▶ [Exercise directions] Nothing but the lines from the line with "Transcribe this image's" through the end of the data is to be copied, and each is to be copied exactly.

Records contained in a dataset:
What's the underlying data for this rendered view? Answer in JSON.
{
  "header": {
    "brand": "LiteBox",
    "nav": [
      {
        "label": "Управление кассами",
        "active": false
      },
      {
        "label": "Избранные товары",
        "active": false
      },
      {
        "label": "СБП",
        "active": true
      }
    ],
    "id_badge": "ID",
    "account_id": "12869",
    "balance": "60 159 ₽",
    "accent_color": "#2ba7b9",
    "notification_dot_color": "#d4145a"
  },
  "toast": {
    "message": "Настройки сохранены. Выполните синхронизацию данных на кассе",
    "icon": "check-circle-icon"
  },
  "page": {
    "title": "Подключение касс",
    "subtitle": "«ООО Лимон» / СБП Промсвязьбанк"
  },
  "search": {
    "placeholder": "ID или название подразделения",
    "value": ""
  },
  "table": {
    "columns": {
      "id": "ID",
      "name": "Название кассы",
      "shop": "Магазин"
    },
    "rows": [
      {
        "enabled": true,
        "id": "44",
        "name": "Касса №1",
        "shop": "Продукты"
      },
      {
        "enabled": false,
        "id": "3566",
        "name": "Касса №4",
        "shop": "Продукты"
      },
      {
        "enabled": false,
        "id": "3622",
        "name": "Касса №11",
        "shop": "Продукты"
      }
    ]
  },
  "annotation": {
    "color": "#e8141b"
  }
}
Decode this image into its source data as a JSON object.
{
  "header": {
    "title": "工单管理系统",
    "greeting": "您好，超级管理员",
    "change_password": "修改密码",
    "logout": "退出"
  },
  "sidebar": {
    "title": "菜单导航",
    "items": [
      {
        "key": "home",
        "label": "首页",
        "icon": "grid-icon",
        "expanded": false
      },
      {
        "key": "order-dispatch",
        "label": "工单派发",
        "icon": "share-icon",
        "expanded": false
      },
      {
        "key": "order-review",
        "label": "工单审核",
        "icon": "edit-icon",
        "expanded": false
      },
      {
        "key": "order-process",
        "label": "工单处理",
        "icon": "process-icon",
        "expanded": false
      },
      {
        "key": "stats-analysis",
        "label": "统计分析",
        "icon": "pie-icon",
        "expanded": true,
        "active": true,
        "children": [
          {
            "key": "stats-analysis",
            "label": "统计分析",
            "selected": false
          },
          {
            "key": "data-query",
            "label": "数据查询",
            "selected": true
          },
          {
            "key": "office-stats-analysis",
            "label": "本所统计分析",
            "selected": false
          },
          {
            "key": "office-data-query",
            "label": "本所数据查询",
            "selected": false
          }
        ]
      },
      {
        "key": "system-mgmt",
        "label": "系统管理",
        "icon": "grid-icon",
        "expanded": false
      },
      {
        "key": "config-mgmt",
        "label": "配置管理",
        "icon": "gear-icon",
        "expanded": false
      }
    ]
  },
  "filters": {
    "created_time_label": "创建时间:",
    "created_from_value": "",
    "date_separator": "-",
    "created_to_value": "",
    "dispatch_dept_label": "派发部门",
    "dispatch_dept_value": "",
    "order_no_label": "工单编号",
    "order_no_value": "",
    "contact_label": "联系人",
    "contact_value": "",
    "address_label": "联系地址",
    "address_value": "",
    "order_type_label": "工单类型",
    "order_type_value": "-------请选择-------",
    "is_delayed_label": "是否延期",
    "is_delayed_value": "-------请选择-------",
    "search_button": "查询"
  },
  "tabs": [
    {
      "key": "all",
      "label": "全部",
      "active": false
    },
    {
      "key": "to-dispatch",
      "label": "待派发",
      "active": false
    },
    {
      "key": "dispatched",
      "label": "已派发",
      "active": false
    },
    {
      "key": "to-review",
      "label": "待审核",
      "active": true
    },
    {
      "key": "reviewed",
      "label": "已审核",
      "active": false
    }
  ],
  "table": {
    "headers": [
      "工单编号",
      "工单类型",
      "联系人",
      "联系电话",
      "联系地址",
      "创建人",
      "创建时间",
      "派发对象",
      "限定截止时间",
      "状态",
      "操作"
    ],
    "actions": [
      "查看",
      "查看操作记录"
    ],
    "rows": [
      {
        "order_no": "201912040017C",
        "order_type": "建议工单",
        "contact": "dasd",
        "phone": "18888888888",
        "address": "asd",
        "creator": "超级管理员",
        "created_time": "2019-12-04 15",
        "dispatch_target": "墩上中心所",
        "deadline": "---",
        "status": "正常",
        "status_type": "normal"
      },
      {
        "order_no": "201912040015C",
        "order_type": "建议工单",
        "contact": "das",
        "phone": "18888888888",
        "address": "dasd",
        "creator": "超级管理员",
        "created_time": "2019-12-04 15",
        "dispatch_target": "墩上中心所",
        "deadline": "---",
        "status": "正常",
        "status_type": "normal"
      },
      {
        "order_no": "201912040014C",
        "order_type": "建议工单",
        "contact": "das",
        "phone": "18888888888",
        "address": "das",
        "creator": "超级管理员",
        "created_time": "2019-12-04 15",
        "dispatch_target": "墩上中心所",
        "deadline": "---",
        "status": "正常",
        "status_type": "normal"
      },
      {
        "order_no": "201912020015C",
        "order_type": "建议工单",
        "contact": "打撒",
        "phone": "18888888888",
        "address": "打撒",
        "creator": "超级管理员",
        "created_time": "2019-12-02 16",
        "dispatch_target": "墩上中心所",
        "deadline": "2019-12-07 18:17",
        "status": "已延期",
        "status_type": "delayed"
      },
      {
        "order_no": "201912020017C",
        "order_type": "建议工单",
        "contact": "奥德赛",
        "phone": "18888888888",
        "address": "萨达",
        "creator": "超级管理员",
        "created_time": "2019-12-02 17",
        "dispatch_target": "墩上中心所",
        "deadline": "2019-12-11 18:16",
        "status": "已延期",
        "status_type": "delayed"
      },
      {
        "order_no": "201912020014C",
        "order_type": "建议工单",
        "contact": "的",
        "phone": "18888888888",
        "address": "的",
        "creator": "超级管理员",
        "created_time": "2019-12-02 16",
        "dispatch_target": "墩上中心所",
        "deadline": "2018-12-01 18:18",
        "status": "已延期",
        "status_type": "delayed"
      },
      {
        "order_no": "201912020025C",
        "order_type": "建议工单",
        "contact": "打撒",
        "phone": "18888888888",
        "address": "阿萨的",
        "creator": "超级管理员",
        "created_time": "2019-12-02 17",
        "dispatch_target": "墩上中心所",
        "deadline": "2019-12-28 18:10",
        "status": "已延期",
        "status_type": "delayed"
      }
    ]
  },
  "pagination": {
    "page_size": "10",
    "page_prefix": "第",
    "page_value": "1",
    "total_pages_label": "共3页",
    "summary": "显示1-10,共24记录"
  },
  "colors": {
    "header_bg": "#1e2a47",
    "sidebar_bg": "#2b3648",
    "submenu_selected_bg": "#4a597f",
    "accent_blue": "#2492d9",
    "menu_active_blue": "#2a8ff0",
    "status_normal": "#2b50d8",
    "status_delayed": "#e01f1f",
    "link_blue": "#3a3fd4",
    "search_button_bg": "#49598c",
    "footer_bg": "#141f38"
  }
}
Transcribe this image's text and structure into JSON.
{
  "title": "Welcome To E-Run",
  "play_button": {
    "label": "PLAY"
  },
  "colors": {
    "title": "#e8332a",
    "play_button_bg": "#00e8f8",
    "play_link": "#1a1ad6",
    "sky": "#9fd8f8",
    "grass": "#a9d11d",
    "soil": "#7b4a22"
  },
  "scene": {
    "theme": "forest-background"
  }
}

▶ [Correct answer]
Transcribe this image's text and structure into JSON.
{
  "title": "Welcome To E-Run",
  "play_button": {
    "label": "PLAY"
  },
  "colors": {
    "title": "#e8332a",
    "play_button_bg": "#00e8f8",
    "play_link": "#1a1ad6",
    "sky": "#9fd8f8",
    "grass": "#a9d11d",
    "soil": "#7b4a22"
  },
  "scene": {
    "theme": "forest-background"
  }
}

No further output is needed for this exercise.